Prosigue el texto sobre el olvido, la fragilidad y el libro de Antonia, escribiendo lo que vendría después de su última oración.

(TEXTO DADO):
=-=-=

Insisto en la cuestión del olvido porque dice Bergson, el filósofo de la memoria, que el olvido es no solo lo que compone el inconsciente sino que es duración y que se hace carácter: entonces, me pregunto ¿Es el olvido la materia de eso que nos hace desear lo que deseamos? ¿La razón de que se repitan los gestos? ¿Es lo que compone el temperamento que nos obliga obstinadamente a volver sobre ciertas ideas: a repetir, como las frases que también como mantra o como sutiles formas de tensionar la imagen? Repite en este libro Antonia:
“No era sangre de mis gatos, era mía, de mis dedos”
“No era sangre de mis gatos, era mía, de mis dedos”
Alivia sangrar, eso me estaba enseñando, en cambio, en el dibujo de sus dedos hechos de puntitos rojos y yo vuelvo a coincidir con ella, ahora que los cuadernos ya son este libro: yo sé, alivia sangrar y ese puede ser un coro silencioso en el que también coinciden todos los animales que Antonia dibuja.
Dice Giorgio Agamben, en su libro de memorias Autorretrato en el estudio: “Si pienso en los amigos y en las personas a las que he amado, me parece que todas tienen algo en común, que solo podría expresar con esas palabras: lo indestructible en ellas era su fragilidad, su infinita capacidad de ser destruidas. Y quizá sea esta la más justa definición de lo humano, de ese animal inestabilísimo que, según Dante, es el hombre. No tiene más substancia que esta: poder sobrevivir infinitamente al cambio y a la destrucción. Este resto, esa fragilidad, es lo que sigue siendo constante, lo que resiste a las vicisitudes de la historia individual y colectiva. Este resto, es pues, la secreta fisionomía tan difícil de reconocer en los cambiantes y perecederos rostros de los hombres.” (P.119)

=-=-=

(INFORMACIÓN PROPORCIONADA):
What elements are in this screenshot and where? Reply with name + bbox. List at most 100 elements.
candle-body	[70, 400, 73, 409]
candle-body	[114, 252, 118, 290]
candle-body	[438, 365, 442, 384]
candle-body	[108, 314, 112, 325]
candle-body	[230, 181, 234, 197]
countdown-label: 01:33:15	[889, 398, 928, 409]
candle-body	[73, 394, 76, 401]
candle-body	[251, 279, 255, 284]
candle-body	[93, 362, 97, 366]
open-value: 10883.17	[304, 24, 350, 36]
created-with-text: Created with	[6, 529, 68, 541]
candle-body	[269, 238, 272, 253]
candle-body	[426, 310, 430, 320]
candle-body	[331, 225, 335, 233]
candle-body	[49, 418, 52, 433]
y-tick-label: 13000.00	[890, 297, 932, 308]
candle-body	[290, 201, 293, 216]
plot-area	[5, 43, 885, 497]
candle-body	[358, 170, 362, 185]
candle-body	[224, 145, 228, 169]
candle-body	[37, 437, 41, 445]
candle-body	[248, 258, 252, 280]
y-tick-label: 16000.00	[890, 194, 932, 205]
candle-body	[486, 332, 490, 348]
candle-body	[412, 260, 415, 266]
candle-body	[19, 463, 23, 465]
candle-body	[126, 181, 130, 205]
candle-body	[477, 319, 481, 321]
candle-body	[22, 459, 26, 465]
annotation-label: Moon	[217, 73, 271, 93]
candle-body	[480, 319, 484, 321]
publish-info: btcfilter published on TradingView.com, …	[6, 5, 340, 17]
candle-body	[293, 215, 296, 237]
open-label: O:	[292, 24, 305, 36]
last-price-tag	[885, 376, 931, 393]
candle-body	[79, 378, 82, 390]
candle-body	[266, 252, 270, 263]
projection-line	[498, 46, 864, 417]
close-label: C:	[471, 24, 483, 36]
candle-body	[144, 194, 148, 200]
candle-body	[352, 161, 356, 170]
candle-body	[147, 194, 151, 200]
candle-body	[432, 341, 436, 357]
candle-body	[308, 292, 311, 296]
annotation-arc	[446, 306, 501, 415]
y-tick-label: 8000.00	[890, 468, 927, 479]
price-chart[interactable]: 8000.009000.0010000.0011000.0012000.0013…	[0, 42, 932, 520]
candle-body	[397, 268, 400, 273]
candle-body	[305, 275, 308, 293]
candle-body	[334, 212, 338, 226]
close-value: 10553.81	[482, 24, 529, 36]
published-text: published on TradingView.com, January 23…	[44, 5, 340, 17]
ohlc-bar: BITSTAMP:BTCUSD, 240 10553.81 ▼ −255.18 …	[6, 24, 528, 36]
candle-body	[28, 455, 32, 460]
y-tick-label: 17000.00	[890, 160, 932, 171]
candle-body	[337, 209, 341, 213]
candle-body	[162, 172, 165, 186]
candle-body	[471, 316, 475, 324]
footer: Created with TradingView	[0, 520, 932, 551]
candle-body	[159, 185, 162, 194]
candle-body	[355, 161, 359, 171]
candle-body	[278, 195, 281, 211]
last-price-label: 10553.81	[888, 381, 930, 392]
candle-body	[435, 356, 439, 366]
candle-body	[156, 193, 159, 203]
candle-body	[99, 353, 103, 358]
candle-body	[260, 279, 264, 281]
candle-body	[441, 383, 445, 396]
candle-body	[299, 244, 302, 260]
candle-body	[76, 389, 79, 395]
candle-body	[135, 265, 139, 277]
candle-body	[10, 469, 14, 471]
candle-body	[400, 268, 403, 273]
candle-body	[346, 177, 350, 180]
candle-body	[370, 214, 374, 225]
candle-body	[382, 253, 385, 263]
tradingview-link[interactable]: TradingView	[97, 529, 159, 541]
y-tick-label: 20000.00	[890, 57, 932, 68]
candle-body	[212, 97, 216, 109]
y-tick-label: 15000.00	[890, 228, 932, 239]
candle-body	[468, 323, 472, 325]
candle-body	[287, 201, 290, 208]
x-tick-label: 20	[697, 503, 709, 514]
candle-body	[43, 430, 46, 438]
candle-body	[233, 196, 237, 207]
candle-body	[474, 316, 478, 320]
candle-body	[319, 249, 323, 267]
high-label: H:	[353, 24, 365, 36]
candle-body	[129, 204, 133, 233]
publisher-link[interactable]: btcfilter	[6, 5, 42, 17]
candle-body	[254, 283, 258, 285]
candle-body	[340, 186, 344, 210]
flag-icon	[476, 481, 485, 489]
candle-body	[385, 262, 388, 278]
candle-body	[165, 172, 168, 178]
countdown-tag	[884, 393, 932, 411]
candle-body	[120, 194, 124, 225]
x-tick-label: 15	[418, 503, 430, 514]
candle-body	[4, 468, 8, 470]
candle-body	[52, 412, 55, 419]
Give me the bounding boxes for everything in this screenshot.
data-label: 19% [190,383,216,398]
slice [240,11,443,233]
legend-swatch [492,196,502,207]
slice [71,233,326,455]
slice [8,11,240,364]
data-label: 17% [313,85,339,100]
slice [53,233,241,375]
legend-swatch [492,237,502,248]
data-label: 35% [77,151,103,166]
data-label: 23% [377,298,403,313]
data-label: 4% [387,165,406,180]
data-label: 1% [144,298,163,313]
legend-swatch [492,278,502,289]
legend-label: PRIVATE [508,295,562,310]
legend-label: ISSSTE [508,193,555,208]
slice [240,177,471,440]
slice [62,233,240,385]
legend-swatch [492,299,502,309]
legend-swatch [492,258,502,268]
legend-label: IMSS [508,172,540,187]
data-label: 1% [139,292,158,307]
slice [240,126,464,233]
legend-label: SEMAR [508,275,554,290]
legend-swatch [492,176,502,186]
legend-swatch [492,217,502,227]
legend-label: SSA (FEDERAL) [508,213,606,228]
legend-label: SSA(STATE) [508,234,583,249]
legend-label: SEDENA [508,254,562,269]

=-=-=

(RESPUESTA):
Ese resto al que Agamben le presta tanta atención en sus textos, la fragilidad que subsiste pese a cada pequeña o gran devastación – y que le hace amar a las personas que ama-, es lo que aparece en el movimiento de los dibujos que componen este libro que, una tarde neblinada, fueron los cuadernos que me enseñó la Antonia. El libro que ha sabido tamizar y armar a partir de esos cuadernos está hecho de imágenes fisuradas que reiteran su esencia incompleta. Qué son los intervalos de color o de silencio que propone entre sus dibujos sino un ritmo en el que la concomitancia entre desaparición y subsistencia inerva de color las páginas o las manchan o los rastros de eso que queda de una vida (Silencio que sigue a la palabra que sigue al dibujo que sigue a la mancha que sigue al rastro de una vida).
¿Qué queda de una vida se pregunta en ese mismo libro Agamben mientras recorre sus libros y sus amores? ¿Qué subsiste?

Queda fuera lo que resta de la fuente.